*The input*
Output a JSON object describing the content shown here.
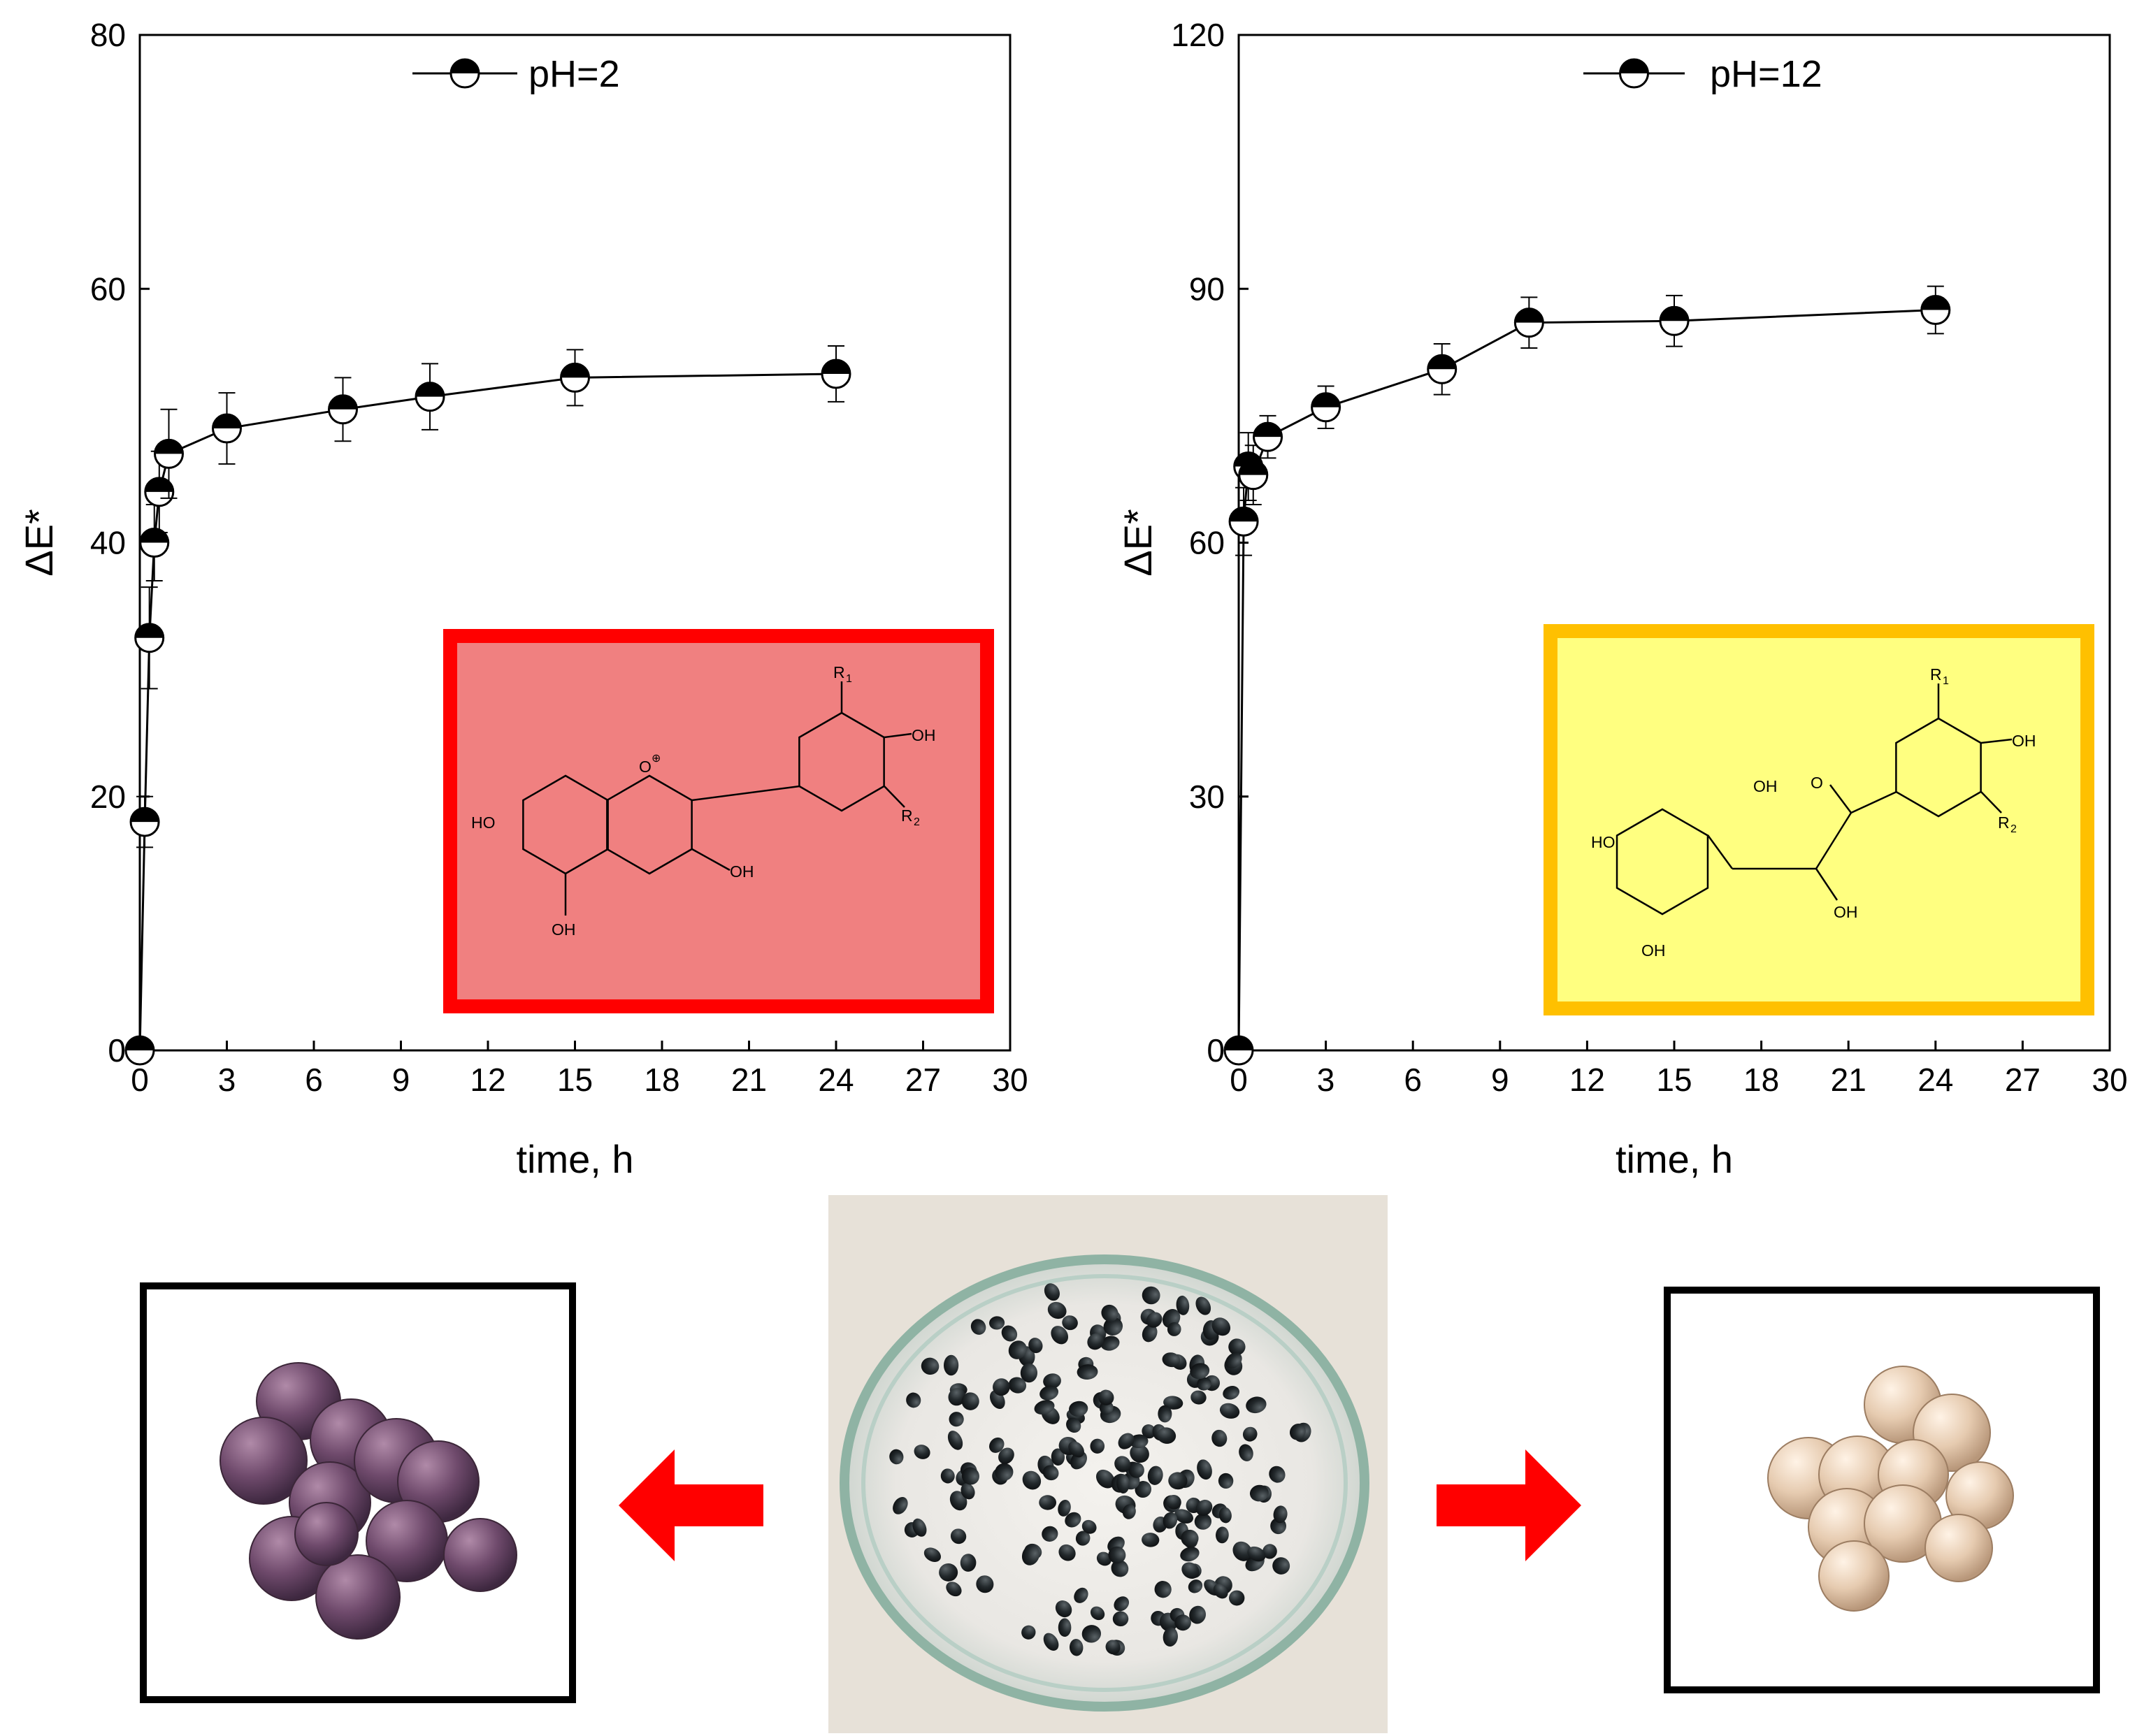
{
  "chart_data": [
    {
      "type": "line",
      "xlabel": "time, h",
      "ylabel": "ΔE*",
      "xlim": [
        0,
        30
      ],
      "ylim": [
        0,
        80
      ],
      "xticks": [
        0,
        3,
        6,
        9,
        12,
        15,
        18,
        21,
        24,
        27,
        30
      ],
      "yticks": [
        0,
        20,
        40,
        60,
        80
      ],
      "legend_position": "top-center",
      "series": [
        {
          "name": "pH=2",
          "x": [
            0,
            0.17,
            0.33,
            0.5,
            0.67,
            1,
            3,
            7,
            10,
            15,
            24
          ],
          "y": [
            0,
            18,
            32.5,
            40,
            44,
            47,
            49,
            50.5,
            51.5,
            53,
            53.3
          ],
          "err": [
            0,
            2,
            4,
            3,
            3.2,
            3.5,
            2.8,
            2.5,
            2.6,
            2.2,
            2.2
          ]
        }
      ],
      "inset": {
        "border_color": "#ff0000",
        "fill_color": "#f08080",
        "labels": [
          "R",
          "1",
          "OH",
          "HO",
          "O",
          "⊕",
          "R",
          "2",
          "OH",
          "OH"
        ]
      }
    },
    {
      "type": "line",
      "xlabel": "time, h",
      "ylabel": "ΔE*",
      "xlim": [
        0,
        30
      ],
      "ylim": [
        0,
        120
      ],
      "xticks": [
        0,
        3,
        6,
        9,
        12,
        15,
        18,
        21,
        24,
        27,
        30
      ],
      "yticks": [
        0,
        30,
        60,
        90,
        120
      ],
      "legend_position": "top-center",
      "series": [
        {
          "name": "pH=12",
          "x": [
            0,
            0.17,
            0.33,
            0.5,
            1,
            3,
            7,
            10,
            15,
            24
          ],
          "y": [
            0,
            62.5,
            69,
            68,
            72.5,
            76,
            80.5,
            86,
            86.2,
            87.5
          ],
          "err": [
            0,
            4,
            4,
            3.5,
            2.5,
            2.5,
            3,
            3,
            3,
            2.8
          ]
        }
      ],
      "inset": {
        "border_color": "#ffc000",
        "fill_color": "#ffff80",
        "labels": [
          "R",
          "1",
          "OH",
          "OH",
          "HO",
          "O",
          "R",
          "2",
          "OH",
          "OH"
        ]
      }
    }
  ],
  "colors": {
    "red_arrow": "#ff0000",
    "red_box_border": "#ff0000",
    "red_box_fill": "#f08080",
    "yellow_box_border": "#ffc000",
    "yellow_box_fill": "#ffff80"
  },
  "photos": {
    "left": "purple-beads",
    "center": "black-beads-in-petri-dish",
    "right": "beige-beads"
  }
}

*Work to do*
Omitting all images, print the listing exactly.

*The result*
Output a JSON object describing the content shown here.
{
  "chart_data": [
    {
      "type": "line",
      "xlabel": "time, h",
      "ylabel": "ΔE*",
      "xlim": [
        0,
        30
      ],
      "ylim": [
        0,
        80
      ],
      "xticks": [
        0,
        3,
        6,
        9,
        12,
        15,
        18,
        21,
        24,
        27,
        30
      ],
      "yticks": [
        0,
        20,
        40,
        60,
        80
      ],
      "legend_position": "top-center",
      "series": [
        {
          "name": "pH=2",
          "x": [
            0,
            0.17,
            0.33,
            0.5,
            0.67,
            1,
            3,
            7,
            10,
            15,
            24
          ],
          "y": [
            0,
            18,
            32.5,
            40,
            44,
            47,
            49,
            50.5,
            51.5,
            53,
            53.3
          ],
          "err": [
            0,
            2,
            4,
            3,
            3.2,
            3.5,
            2.8,
            2.5,
            2.6,
            2.2,
            2.2
          ]
        }
      ],
      "inset": {
        "border_color": "#ff0000",
        "fill_color": "#f08080",
        "labels": [
          "R",
          "1",
          "OH",
          "HO",
          "O",
          "⊕",
          "R",
          "2",
          "OH",
          "OH"
        ]
      }
    },
    {
      "type": "line",
      "xlabel": "time, h",
      "ylabel": "ΔE*",
      "xlim": [
        0,
        30
      ],
      "ylim": [
        0,
        120
      ],
      "xticks": [
        0,
        3,
        6,
        9,
        12,
        15,
        18,
        21,
        24,
        27,
        30
      ],
      "yticks": [
        0,
        30,
        60,
        90,
        120
      ],
      "legend_position": "top-center",
      "series": [
        {
          "name": "pH=12",
          "x": [
            0,
            0.17,
            0.33,
            0.5,
            1,
            3,
            7,
            10,
            15,
            24
          ],
          "y": [
            0,
            62.5,
            69,
            68,
            72.5,
            76,
            80.5,
            86,
            86.2,
            87.5
          ],
          "err": [
            0,
            4,
            4,
            3.5,
            2.5,
            2.5,
            3,
            3,
            3,
            2.8
          ]
        }
      ],
      "inset": {
        "border_color": "#ffc000",
        "fill_color": "#ffff80",
        "labels": [
          "R",
          "1",
          "OH",
          "OH",
          "HO",
          "O",
          "R",
          "2",
          "OH",
          "OH"
        ]
      }
    }
  ],
  "colors": {
    "red_arrow": "#ff0000",
    "red_box_border": "#ff0000",
    "red_box_fill": "#f08080",
    "yellow_box_border": "#ffc000",
    "yellow_box_fill": "#ffff80"
  },
  "photos": {
    "left": "purple-beads",
    "center": "black-beads-in-petri-dish",
    "right": "beige-beads"
  }
}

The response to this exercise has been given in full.